Recorded data:
+--

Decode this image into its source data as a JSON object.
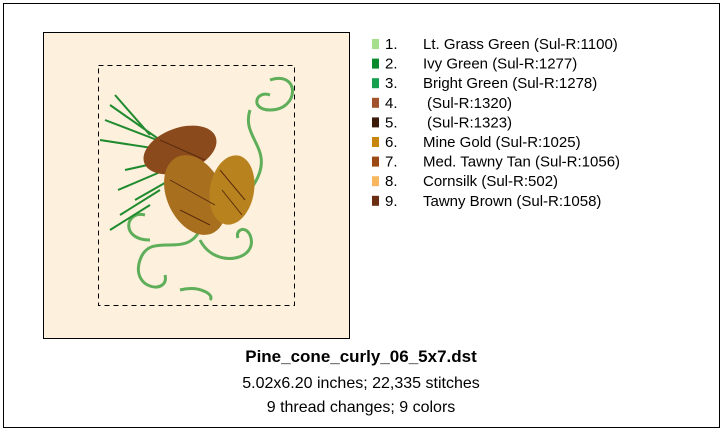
{
  "threads": [
    {
      "number": "1.",
      "name": "Lt. Grass Green (Sul-R:1100)",
      "color": "#a6e08c"
    },
    {
      "number": "2.",
      "name": "Ivy Green (Sul-R:1277)",
      "color": "#0b8a2c"
    },
    {
      "number": "3.",
      "name": "Bright Green (Sul-R:1278)",
      "color": "#14a04c"
    },
    {
      "number": "4.",
      "name": "(Sul-R:1320)",
      "color": "#a0522d"
    },
    {
      "number": "5.",
      "name": "(Sul-R:1323)",
      "color": "#3b1a0a"
    },
    {
      "number": "6.",
      "name": "Mine Gold (Sul-R:1025)",
      "color": "#c8860f"
    },
    {
      "number": "7.",
      "name": "Med. Tawny Tan (Sul-R:1056)",
      "color": "#9a4a12"
    },
    {
      "number": "8.",
      "name": "Cornsilk (Sul-R:502)",
      "color": "#f8b860"
    },
    {
      "number": "9.",
      "name": "Tawny Brown (Sul-R:1058)",
      "color": "#6b2e12"
    }
  ],
  "footer": {
    "filename": "Pine_cone_curly_06_5x7.dst",
    "size_line": "5.02x6.20 inches; 22,335 stitches",
    "thread_line": "9 thread changes; 9 colors"
  }
}
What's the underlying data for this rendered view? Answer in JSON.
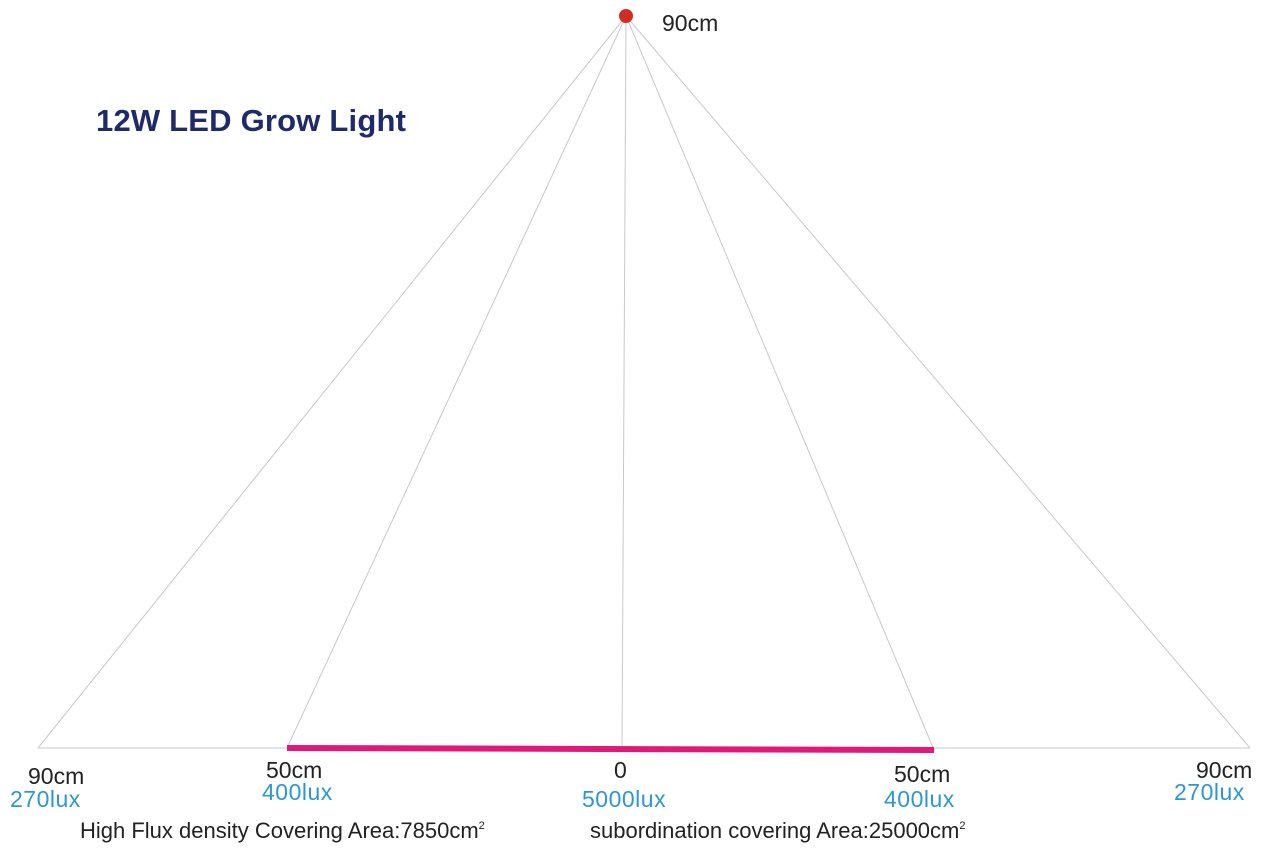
{
  "title": "12W LED Grow Light",
  "source_height_label": "90cm",
  "ground_labels": [
    {
      "id": "left-90",
      "distance": "90cm",
      "lux": "270lux"
    },
    {
      "id": "left-50",
      "distance": "50cm",
      "lux": "400lux"
    },
    {
      "id": "center",
      "distance": "0",
      "lux": "5000lux"
    },
    {
      "id": "right-50",
      "distance": "50cm",
      "lux": "400lux"
    },
    {
      "id": "right-90",
      "distance": "90cm",
      "lux": "270lux"
    }
  ],
  "footer": {
    "high_flux_label": "High Flux density Covering Area:",
    "high_flux_value": "7850cm",
    "high_flux_sup": "2",
    "subordination_label": "subordination covering Area:",
    "subordination_value": "25000cm",
    "subordination_sup": "2"
  },
  "colors": {
    "title": "#1f2a6b",
    "light_source": "#d42b23",
    "high_flux_bar": "#e0187a",
    "lux_text": "#2d97d6",
    "beam_lines": "#c8c8c8"
  }
}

+--

What is required: Using the records above, copy exactly and only the lines from the line with "What's the underlying" through the end, both included; leave every picture out.

Response for this exercise:
What's the underlying data for this rendered view? Answer in JSON.
{
  "title": "12W LED Grow Light",
  "source_height_label": "90cm",
  "ground_labels": [
    {
      "id": "left-90",
      "distance": "90cm",
      "lux": "270lux"
    },
    {
      "id": "left-50",
      "distance": "50cm",
      "lux": "400lux"
    },
    {
      "id": "center",
      "distance": "0",
      "lux": "5000lux"
    },
    {
      "id": "right-50",
      "distance": "50cm",
      "lux": "400lux"
    },
    {
      "id": "right-90",
      "distance": "90cm",
      "lux": "270lux"
    }
  ],
  "footer": {
    "high_flux_label": "High Flux density Covering Area:",
    "high_flux_value": "7850cm",
    "high_flux_sup": "2",
    "subordination_label": "subordination covering Area:",
    "subordination_value": "25000cm",
    "subordination_sup": "2"
  },
  "colors": {
    "title": "#1f2a6b",
    "light_source": "#d42b23",
    "high_flux_bar": "#e0187a",
    "lux_text": "#2d97d6",
    "beam_lines": "#c8c8c8"
  }
}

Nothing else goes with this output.